Report back each line of the records that contains the string "arrow".

— BEGIN Recorded information —

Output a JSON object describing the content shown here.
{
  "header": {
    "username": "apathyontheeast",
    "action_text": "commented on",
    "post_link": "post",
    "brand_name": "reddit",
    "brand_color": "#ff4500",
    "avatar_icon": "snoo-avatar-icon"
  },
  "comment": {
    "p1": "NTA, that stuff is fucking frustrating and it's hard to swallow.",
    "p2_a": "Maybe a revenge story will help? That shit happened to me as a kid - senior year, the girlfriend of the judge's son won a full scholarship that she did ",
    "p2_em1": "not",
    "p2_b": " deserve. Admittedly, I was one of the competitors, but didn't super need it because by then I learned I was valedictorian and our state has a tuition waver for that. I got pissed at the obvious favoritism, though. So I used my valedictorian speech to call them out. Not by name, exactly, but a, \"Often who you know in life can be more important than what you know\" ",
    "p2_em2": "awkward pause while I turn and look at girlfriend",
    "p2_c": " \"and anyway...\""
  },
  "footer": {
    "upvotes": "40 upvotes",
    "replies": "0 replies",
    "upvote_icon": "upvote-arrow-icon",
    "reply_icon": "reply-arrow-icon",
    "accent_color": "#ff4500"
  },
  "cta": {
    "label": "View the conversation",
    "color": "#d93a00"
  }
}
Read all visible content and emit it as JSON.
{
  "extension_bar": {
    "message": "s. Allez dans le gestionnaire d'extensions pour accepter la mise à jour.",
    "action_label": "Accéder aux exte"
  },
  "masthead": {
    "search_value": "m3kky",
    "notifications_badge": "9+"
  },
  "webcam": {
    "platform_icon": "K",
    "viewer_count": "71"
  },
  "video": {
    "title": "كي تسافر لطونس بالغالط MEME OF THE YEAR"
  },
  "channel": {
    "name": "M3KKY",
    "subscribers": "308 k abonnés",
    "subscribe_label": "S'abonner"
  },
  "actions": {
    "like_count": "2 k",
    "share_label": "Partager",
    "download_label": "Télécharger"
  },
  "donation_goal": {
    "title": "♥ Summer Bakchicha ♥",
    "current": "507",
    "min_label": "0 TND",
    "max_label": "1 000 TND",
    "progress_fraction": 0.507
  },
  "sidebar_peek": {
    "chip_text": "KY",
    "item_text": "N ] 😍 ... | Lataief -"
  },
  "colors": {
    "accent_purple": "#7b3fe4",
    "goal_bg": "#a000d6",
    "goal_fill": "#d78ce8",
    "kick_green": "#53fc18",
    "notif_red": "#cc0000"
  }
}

— END Recorded information —

* _Task answer_
    "upvote_icon": "upvote-arrow-icon",
    "reply_icon": "reply-arrow-icon",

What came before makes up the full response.